:: Short problem ::
Give the number of lines in the data that hold the word "from", and nothing else.

-- Start of Records for the exercise --

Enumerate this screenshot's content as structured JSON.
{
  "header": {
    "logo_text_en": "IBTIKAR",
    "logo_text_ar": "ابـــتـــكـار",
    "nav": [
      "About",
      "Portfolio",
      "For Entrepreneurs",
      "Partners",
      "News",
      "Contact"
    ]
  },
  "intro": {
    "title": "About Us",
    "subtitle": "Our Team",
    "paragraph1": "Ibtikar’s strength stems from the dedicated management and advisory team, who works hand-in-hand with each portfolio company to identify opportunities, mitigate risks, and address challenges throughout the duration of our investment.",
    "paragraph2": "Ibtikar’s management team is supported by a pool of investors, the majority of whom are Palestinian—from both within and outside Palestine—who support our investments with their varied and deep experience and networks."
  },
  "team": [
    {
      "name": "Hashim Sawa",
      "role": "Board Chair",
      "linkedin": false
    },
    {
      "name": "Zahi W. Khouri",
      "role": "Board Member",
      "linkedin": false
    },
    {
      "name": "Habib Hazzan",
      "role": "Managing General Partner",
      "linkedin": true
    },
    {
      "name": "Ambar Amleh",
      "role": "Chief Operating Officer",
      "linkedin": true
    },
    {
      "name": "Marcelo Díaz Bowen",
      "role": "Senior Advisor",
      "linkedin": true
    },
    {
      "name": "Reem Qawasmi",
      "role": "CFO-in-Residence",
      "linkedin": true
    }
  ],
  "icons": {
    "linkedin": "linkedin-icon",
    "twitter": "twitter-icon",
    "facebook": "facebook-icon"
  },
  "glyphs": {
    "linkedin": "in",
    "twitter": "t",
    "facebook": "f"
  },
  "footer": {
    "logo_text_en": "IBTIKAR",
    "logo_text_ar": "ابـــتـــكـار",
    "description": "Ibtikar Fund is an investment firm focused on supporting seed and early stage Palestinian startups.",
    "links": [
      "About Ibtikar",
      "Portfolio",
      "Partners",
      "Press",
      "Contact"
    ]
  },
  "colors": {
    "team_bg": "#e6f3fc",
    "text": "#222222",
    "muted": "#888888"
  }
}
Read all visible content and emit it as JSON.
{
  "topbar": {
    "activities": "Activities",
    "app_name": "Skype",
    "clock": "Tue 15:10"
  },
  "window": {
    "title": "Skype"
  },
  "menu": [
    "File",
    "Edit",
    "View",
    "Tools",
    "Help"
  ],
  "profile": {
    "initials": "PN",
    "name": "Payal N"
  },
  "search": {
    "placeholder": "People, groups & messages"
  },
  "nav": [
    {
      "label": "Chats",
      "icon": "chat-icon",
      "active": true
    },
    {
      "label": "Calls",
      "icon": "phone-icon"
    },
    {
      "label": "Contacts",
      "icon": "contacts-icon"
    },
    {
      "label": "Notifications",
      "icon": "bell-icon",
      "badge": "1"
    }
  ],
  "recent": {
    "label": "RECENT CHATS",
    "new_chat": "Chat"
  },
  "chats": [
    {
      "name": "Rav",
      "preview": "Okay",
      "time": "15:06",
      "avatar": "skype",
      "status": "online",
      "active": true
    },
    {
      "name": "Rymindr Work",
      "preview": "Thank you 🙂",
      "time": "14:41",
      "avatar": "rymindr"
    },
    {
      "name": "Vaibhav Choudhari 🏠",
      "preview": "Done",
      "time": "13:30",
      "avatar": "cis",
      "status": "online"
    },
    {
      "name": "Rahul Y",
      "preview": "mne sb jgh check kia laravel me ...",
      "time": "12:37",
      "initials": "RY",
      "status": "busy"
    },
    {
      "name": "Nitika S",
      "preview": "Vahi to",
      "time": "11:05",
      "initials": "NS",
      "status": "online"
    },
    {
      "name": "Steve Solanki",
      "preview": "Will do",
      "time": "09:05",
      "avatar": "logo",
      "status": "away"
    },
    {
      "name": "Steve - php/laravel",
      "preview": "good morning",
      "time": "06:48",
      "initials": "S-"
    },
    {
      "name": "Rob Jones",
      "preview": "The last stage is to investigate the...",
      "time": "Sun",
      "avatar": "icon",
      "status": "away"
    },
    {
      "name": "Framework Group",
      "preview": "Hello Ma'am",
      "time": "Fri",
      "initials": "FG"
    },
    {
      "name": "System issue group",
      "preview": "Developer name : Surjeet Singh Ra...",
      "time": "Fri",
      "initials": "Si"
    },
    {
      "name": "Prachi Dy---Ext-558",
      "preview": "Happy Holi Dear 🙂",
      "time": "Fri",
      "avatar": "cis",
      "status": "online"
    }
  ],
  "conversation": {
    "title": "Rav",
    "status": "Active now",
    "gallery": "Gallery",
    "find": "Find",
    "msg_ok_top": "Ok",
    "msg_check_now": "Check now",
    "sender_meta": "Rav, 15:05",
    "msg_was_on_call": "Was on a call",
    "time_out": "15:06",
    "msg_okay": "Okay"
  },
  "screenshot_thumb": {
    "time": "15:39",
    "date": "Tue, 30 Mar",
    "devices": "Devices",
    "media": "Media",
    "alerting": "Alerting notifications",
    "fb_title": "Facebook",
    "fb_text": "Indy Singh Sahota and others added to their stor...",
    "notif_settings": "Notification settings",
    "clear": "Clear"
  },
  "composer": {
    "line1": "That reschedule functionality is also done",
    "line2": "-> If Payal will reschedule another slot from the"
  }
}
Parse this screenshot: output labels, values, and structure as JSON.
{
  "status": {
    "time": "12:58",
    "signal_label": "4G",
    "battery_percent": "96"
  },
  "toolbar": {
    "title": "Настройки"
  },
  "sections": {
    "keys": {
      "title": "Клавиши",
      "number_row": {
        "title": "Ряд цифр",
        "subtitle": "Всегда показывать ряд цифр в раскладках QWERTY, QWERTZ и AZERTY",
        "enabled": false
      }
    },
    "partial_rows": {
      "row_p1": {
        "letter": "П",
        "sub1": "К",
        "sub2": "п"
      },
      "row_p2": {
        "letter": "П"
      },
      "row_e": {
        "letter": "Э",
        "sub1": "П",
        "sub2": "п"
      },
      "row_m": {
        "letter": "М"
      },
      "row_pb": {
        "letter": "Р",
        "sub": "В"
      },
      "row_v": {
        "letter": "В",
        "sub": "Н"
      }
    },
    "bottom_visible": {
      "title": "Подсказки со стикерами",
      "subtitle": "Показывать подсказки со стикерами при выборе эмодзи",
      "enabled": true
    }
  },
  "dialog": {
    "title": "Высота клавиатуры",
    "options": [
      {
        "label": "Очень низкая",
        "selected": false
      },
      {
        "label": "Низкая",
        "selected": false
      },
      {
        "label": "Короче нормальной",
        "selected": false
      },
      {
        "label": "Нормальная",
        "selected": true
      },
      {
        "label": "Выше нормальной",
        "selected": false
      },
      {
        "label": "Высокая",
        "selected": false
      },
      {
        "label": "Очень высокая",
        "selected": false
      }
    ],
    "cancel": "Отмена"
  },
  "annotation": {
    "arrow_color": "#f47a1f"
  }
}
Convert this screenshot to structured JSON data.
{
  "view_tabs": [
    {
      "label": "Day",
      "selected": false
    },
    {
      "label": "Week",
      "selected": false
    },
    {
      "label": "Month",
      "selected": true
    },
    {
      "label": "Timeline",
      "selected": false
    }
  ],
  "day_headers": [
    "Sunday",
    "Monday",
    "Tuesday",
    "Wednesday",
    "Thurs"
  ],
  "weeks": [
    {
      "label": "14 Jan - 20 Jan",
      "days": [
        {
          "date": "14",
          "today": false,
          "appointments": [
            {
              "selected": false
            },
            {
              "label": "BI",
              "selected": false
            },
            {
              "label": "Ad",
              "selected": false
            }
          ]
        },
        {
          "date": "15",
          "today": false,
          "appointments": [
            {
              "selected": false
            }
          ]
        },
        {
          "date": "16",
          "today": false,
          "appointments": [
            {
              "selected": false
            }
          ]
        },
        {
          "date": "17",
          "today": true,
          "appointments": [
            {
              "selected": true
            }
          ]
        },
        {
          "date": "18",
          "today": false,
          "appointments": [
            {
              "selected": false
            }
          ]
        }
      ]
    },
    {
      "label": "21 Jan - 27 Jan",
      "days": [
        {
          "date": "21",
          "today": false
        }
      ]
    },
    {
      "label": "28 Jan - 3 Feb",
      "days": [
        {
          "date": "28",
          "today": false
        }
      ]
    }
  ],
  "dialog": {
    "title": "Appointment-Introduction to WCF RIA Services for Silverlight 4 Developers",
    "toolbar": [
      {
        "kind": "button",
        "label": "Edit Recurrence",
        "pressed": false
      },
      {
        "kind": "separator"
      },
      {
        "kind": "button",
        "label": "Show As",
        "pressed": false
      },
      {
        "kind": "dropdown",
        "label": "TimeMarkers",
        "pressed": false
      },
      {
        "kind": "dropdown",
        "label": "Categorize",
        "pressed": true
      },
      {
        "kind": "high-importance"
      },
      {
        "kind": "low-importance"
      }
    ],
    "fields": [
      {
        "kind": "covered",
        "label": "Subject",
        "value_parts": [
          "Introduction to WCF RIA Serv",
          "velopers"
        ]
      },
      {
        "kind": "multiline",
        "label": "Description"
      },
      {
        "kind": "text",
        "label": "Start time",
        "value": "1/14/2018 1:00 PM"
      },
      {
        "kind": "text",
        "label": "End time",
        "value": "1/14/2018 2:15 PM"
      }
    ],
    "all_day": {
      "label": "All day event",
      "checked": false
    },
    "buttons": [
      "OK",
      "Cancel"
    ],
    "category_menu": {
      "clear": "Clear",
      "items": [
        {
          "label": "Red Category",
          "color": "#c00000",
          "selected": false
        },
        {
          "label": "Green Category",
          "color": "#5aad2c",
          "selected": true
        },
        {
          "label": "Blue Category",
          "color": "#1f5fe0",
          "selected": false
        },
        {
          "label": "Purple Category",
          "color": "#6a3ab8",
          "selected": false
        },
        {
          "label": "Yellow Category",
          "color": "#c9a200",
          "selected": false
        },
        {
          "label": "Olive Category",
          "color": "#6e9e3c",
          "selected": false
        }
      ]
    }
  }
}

-- End of Records for the exercise --

:: Exercise answer ::
3